Task statement: Find every line in the records that holds the string "color". Copy each one.

(Entries with figure data)
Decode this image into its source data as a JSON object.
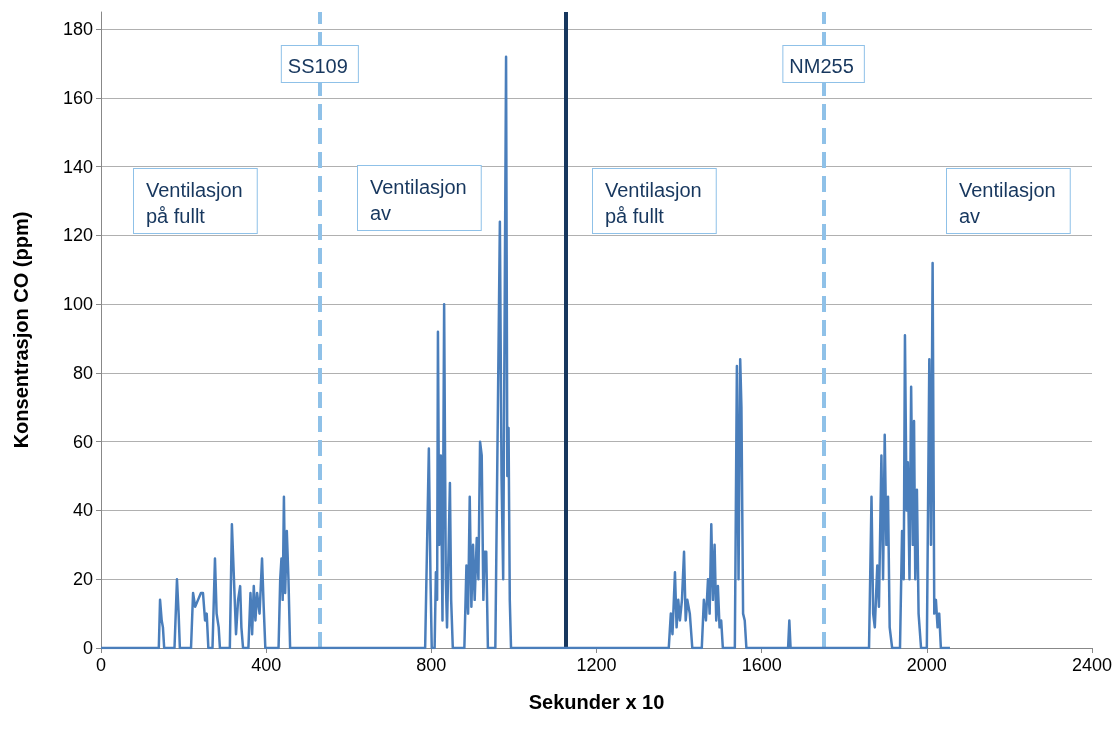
{
  "chart_data": {
    "type": "line",
    "xlabel": "Sekunder x 10",
    "ylabel": "Konsentrasjon CO (ppm)",
    "x": [
      0,
      140,
      143,
      147,
      150,
      153,
      178,
      184,
      188,
      191,
      218,
      223,
      228,
      235,
      242,
      247,
      252,
      256,
      260,
      270,
      276,
      280,
      285,
      288,
      312,
      317,
      322,
      327,
      332,
      337,
      340,
      344,
      357,
      362,
      366,
      370,
      374,
      378,
      384,
      390,
      394,
      398,
      430,
      434,
      437,
      440,
      443,
      446,
      450,
      454,
      458,
      785,
      794,
      798,
      801,
      808,
      811,
      814,
      816,
      819,
      823,
      827,
      831,
      835,
      838,
      845,
      848,
      852,
      880,
      885,
      889,
      893,
      897,
      901,
      905,
      910,
      914,
      918,
      922,
      926,
      929,
      933,
      937,
      955,
      966,
      970,
      974,
      981,
      984,
      987,
      990,
      993,
      1375,
      1380,
      1384,
      1390,
      1394,
      1398,
      1402,
      1407,
      1412,
      1416,
      1420,
      1426,
      1432,
      1455,
      1460,
      1465,
      1470,
      1474,
      1478,
      1482,
      1486,
      1490,
      1494,
      1498,
      1502,
      1506,
      1535,
      1540,
      1544,
      1548,
      1551,
      1555,
      1559,
      1563,
      1664,
      1667,
      1670,
      1860,
      1866,
      1870,
      1874,
      1880,
      1884,
      1890,
      1894,
      1898,
      1902,
      1906,
      1910,
      1916,
      1935,
      1940,
      1944,
      1947,
      1951,
      1954,
      1958,
      1962,
      1966,
      1969,
      1972,
      1976,
      1980,
      1986,
      2000,
      2006,
      2010,
      2014,
      2018,
      2022,
      2026,
      2030,
      2034,
      2056
    ],
    "series": [
      {
        "color": "#4a7ebb",
        "values": [
          0,
          0,
          14,
          8,
          6,
          0,
          0,
          20,
          10,
          0,
          0,
          16,
          12,
          14,
          16,
          16,
          8,
          10,
          0,
          0,
          26,
          10,
          6,
          0,
          0,
          36,
          20,
          4,
          14,
          18,
          6,
          0,
          0,
          16,
          4,
          18,
          8,
          16,
          10,
          26,
          12,
          0,
          0,
          20,
          26,
          14,
          44,
          16,
          34,
          20,
          0,
          0,
          58,
          20,
          0,
          0,
          22,
          14,
          92,
          30,
          56,
          8,
          100,
          20,
          6,
          48,
          14,
          0,
          0,
          24,
          10,
          44,
          12,
          30,
          14,
          32,
          20,
          60,
          56,
          14,
          28,
          28,
          0,
          0,
          124,
          50,
          20,
          172,
          50,
          64,
          14,
          0,
          0,
          10,
          4,
          22,
          6,
          14,
          8,
          14,
          28,
          8,
          14,
          10,
          0,
          0,
          14,
          8,
          20,
          10,
          36,
          14,
          30,
          8,
          18,
          6,
          8,
          0,
          0,
          82,
          20,
          84,
          70,
          10,
          8,
          0,
          0,
          8,
          0,
          0,
          44,
          10,
          6,
          24,
          12,
          56,
          20,
          62,
          30,
          44,
          6,
          0,
          0,
          34,
          20,
          91,
          40,
          54,
          20,
          76,
          30,
          66,
          20,
          46,
          10,
          0,
          0,
          84,
          30,
          112,
          10,
          14,
          6,
          10,
          0,
          0
        ]
      }
    ],
    "xlim": [
      0,
      2400
    ],
    "xticks": [
      0,
      400,
      800,
      1200,
      1600,
      2000,
      2400
    ],
    "ylim": [
      0,
      185
    ],
    "yticks": [
      0,
      20,
      40,
      60,
      80,
      100,
      120,
      140,
      160,
      180
    ],
    "grid": "y",
    "marker": "none",
    "line_style": "solid",
    "ref_lines": [
      {
        "axis": "x",
        "value": 530,
        "label": "SS109",
        "color": "#8fc1e8",
        "line_style": "dashed"
      },
      {
        "axis": "x",
        "value": 1750,
        "label": "NM255",
        "color": "#8fc1e8",
        "line_style": "dashed"
      },
      {
        "axis": "x",
        "value": 1126,
        "color": "#17375e",
        "line_style": "solid"
      }
    ],
    "annotations": [
      "Ventilasjon\npå fullt",
      "Ventilasjon\nav",
      "Ventilasjon\npå fullt",
      "Ventilasjon\nav"
    ]
  }
}
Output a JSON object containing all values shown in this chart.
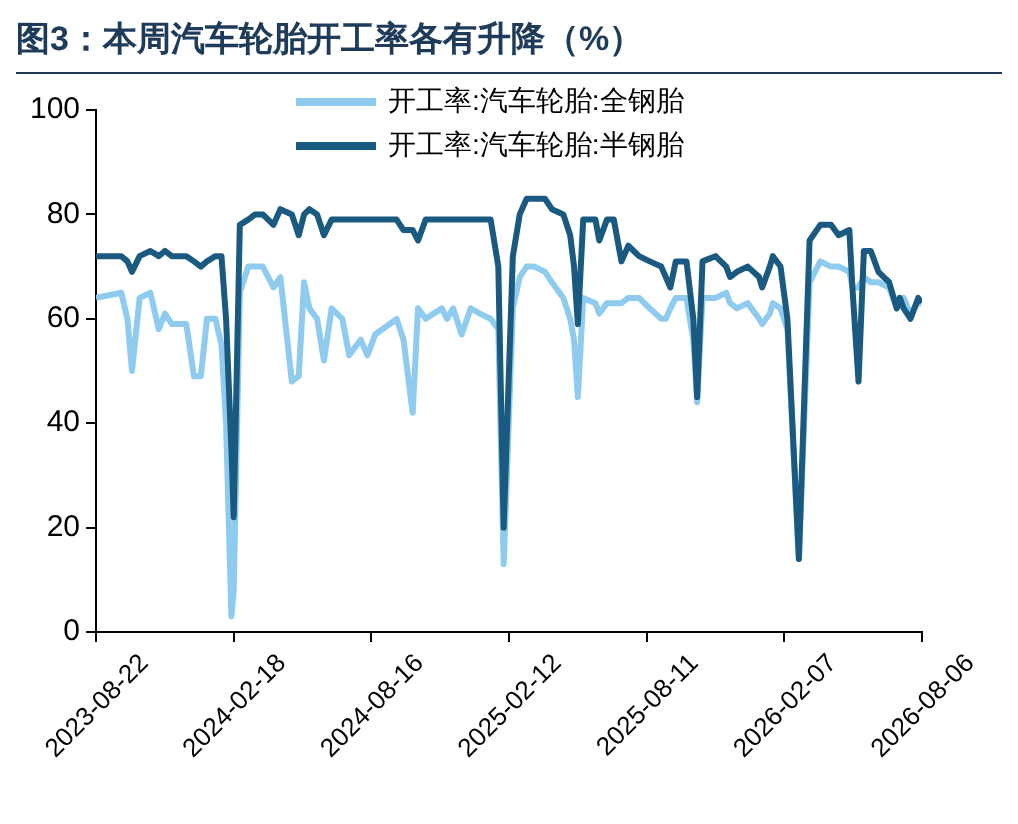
{
  "chart_data": {
    "type": "line",
    "title": "图3：本周汽车轮胎开工率各有升降（%）",
    "x": [
      "2023-08-22",
      "2023-09-24",
      "2023-10-02",
      "2023-10-08",
      "2023-10-18",
      "2023-11-01",
      "2023-11-12",
      "2023-11-20",
      "2023-11-29",
      "2023-12-18",
      "2023-12-28",
      "2024-01-06",
      "2024-01-14",
      "2024-01-25",
      "2024-02-02",
      "2024-02-08",
      "2024-02-15",
      "2024-02-18",
      "2024-02-26",
      "2024-03-08",
      "2024-03-17",
      "2024-03-27",
      "2024-04-10",
      "2024-04-19",
      "2024-05-04",
      "2024-05-13",
      "2024-05-20",
      "2024-05-27",
      "2024-06-06",
      "2024-06-15",
      "2024-06-25",
      "2024-07-09",
      "2024-07-18",
      "2024-08-02",
      "2024-08-11",
      "2024-08-21",
      "2024-09-09",
      "2024-09-18",
      "2024-09-27",
      "2024-10-09",
      "2024-10-16",
      "2024-10-26",
      "2024-11-16",
      "2024-11-23",
      "2024-12-01",
      "2024-12-12",
      "2024-12-24",
      "2025-01-05",
      "2025-01-19",
      "2025-01-29",
      "2025-02-05",
      "2025-02-17",
      "2025-02-26",
      "2025-03-07",
      "2025-03-17",
      "2025-03-31",
      "2025-04-09",
      "2025-04-24",
      "2025-05-03",
      "2025-05-08",
      "2025-05-13",
      "2025-05-20",
      "2025-06-05",
      "2025-06-10",
      "2025-06-20",
      "2025-06-29",
      "2025-07-09",
      "2025-07-18",
      "2025-08-01",
      "2025-08-15",
      "2025-08-30",
      "2025-09-05",
      "2025-09-11",
      "2025-09-18",
      "2025-10-02",
      "2025-10-11",
      "2025-10-16",
      "2025-10-23",
      "2025-11-09",
      "2025-11-23",
      "2025-11-28",
      "2025-12-07",
      "2025-12-21",
      "2026-01-05",
      "2026-01-09",
      "2026-01-19",
      "2026-01-23",
      "2026-02-02",
      "2026-02-11",
      "2026-02-26",
      "2026-03-12",
      "2026-03-26",
      "2026-04-09",
      "2026-04-19",
      "2026-05-03",
      "2026-05-07",
      "2026-05-15",
      "2026-05-22",
      "2026-05-31",
      "2026-06-10",
      "2026-06-24",
      "2026-07-04",
      "2026-07-08",
      "2026-07-13",
      "2026-07-22",
      "2026-08-01",
      "2026-08-05"
    ],
    "series": [
      {
        "name": "开工率:汽车轮胎:全钢胎",
        "color": "#8ecbef",
        "values": [
          64,
          65,
          60,
          50,
          64,
          65,
          58,
          61,
          59,
          59,
          49,
          49,
          60,
          60,
          55,
          40,
          3,
          8,
          65,
          70,
          70,
          70,
          66,
          68,
          48,
          49,
          67,
          62,
          60,
          52,
          62,
          60,
          53,
          56,
          53,
          57,
          59,
          60,
          56,
          42,
          62,
          60,
          62,
          60,
          62,
          57,
          62,
          61,
          60,
          58,
          13,
          62,
          68,
          70,
          70,
          69,
          67,
          64,
          60,
          56,
          45,
          64,
          63,
          61,
          63,
          63,
          63,
          64,
          64,
          62,
          60,
          60,
          62,
          64,
          64,
          56,
          44,
          64,
          64,
          65,
          63,
          62,
          63,
          60,
          59,
          61,
          63,
          62,
          58,
          14,
          67,
          71,
          70,
          70,
          69,
          66,
          66,
          68,
          67,
          67,
          66,
          62,
          63,
          64,
          61,
          63,
          63
        ]
      },
      {
        "name": "开工率:汽车轮胎:半钢胎",
        "color": "#1b5a80",
        "values": [
          72,
          72,
          71,
          69,
          72,
          73,
          72,
          73,
          72,
          72,
          71,
          70,
          71,
          72,
          72,
          60,
          35,
          22,
          78,
          79,
          80,
          80,
          78,
          81,
          80,
          76,
          80,
          81,
          80,
          76,
          79,
          79,
          79,
          79,
          79,
          79,
          79,
          79,
          77,
          77,
          75,
          79,
          79,
          79,
          79,
          79,
          79,
          79,
          79,
          70,
          20,
          72,
          80,
          83,
          83,
          83,
          81,
          80,
          76,
          70,
          59,
          79,
          79,
          75,
          79,
          79,
          71,
          74,
          72,
          71,
          70,
          68,
          66,
          71,
          71,
          60,
          45,
          71,
          72,
          70,
          68,
          69,
          70,
          68,
          66,
          70,
          72,
          70,
          60,
          14,
          75,
          78,
          78,
          76,
          77,
          66,
          48,
          73,
          73,
          69,
          67,
          62,
          64,
          62,
          60,
          64,
          63
        ]
      }
    ],
    "xlim": [
      "2023-08-22",
      "2026-08-06"
    ],
    "xticks": [
      "2023-08-22",
      "2024-02-18",
      "2024-08-16",
      "2025-02-12",
      "2025-08-11",
      "2026-02-07",
      "2026-08-06"
    ],
    "ylim": [
      0,
      100
    ],
    "yticks": [
      0,
      20,
      40,
      60,
      80,
      100
    ],
    "grid": false,
    "legend": "top",
    "marker": "none",
    "line_style": "solid"
  }
}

Exercise output:
        "color": "#4a7ebb",
        "color": "#8fc1e8",
        "color": "#8fc1e8",
        "color": "#17375e",
        "color": "#8ecbef",
        "color": "#1b5a80",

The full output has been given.